#### Dataset extract
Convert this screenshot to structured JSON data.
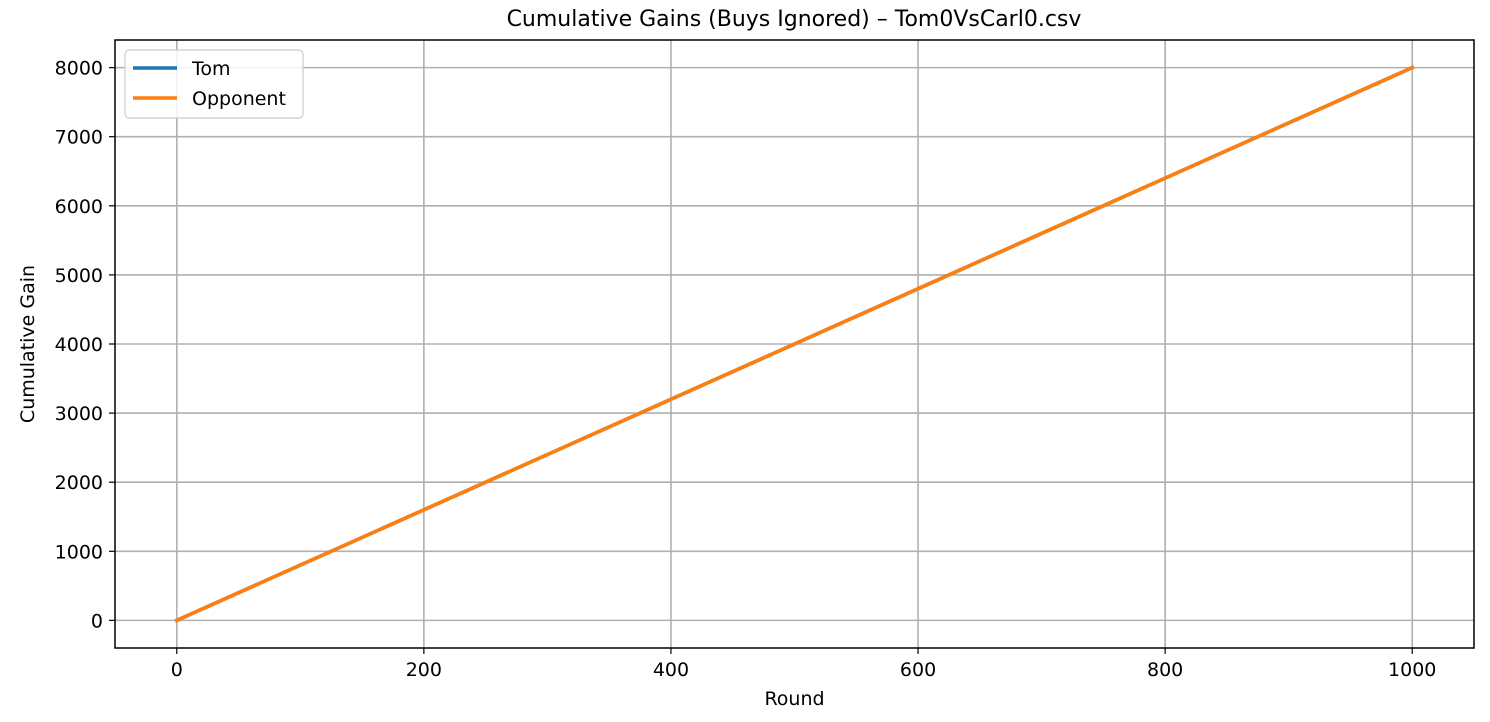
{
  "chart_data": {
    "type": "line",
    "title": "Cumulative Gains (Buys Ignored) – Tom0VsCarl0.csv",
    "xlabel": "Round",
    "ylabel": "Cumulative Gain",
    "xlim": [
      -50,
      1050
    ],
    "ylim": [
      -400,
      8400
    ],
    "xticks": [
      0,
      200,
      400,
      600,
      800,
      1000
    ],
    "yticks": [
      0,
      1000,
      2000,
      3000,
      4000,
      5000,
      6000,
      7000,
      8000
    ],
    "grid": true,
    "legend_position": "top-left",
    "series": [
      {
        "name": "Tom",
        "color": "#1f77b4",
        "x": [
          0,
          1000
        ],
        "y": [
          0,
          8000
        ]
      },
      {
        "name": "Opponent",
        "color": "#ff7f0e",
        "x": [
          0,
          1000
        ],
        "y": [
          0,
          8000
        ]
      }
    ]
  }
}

#### Stated problem
In the records above, collect each line with "Cumulative".

#### Response
    "title": "Cumulative Gains (Buys Ignored) – Tom0VsCarl0.csv",
    "ylabel": "Cumulative Gain",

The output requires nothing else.